◆ What the task requires: Copy out the entries below in full and exactly.
----------------------------------------
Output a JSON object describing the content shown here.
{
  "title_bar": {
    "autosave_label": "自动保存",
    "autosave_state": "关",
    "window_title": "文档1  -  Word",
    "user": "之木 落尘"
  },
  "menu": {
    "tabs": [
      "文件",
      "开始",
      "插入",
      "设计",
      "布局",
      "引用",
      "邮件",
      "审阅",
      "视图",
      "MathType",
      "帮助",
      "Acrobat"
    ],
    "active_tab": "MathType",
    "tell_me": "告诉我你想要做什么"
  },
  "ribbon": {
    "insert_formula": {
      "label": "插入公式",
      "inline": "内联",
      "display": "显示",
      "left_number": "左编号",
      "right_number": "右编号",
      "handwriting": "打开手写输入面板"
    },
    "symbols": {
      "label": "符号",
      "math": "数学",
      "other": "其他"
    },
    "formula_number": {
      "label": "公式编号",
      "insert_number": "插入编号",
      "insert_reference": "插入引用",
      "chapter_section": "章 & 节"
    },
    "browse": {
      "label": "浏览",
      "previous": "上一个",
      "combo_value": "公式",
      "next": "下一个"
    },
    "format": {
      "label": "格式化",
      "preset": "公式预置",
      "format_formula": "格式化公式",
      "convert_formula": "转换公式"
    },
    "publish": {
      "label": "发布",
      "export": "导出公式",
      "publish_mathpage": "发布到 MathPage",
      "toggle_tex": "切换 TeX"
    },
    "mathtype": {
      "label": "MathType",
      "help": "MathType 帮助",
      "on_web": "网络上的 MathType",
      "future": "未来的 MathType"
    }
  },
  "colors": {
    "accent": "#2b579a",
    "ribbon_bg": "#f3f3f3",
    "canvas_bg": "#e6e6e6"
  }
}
----------------------------------------
◆ Correct response:
Output a JSON object describing the content shown here.
{
  "title_bar": {
    "autosave_label": "自动保存",
    "autosave_state": "关",
    "window_title": "文档1  -  Word",
    "user": "之木 落尘"
  },
  "menu": {
    "tabs": [
      "文件",
      "开始",
      "插入",
      "设计",
      "布局",
      "引用",
      "邮件",
      "审阅",
      "视图",
      "MathType",
      "帮助",
      "Acrobat"
    ],
    "active_tab": "MathType",
    "tell_me": "告诉我你想要做什么"
  },
  "ribbon": {
    "insert_formula": {
      "label": "插入公式",
      "inline": "内联",
      "display": "显示",
      "left_number": "左编号",
      "right_number": "右编号",
      "handwriting": "打开手写输入面板"
    },
    "symbols": {
      "label": "符号",
      "math": "数学",
      "other": "其他"
    },
    "formula_number": {
      "label": "公式编号",
      "insert_number": "插入编号",
      "insert_reference": "插入引用",
      "chapter_section": "章 & 节"
    },
    "browse": {
      "label": "浏览",
      "previous": "上一个",
      "combo_value": "公式",
      "next": "下一个"
    },
    "format": {
      "label": "格式化",
      "preset": "公式预置",
      "format_formula": "格式化公式",
      "convert_formula": "转换公式"
    },
    "publish": {
      "label": "发布",
      "export": "导出公式",
      "publish_mathpage": "发布到 MathPage",
      "toggle_tex": "切换 TeX"
    },
    "mathtype": {
      "label": "MathType",
      "help": "MathType 帮助",
      "on_web": "网络上的 MathType",
      "future": "未来的 MathType"
    }
  },
  "colors": {
    "accent": "#2b579a",
    "ribbon_bg": "#f3f3f3",
    "canvas_bg": "#e6e6e6"
  }
}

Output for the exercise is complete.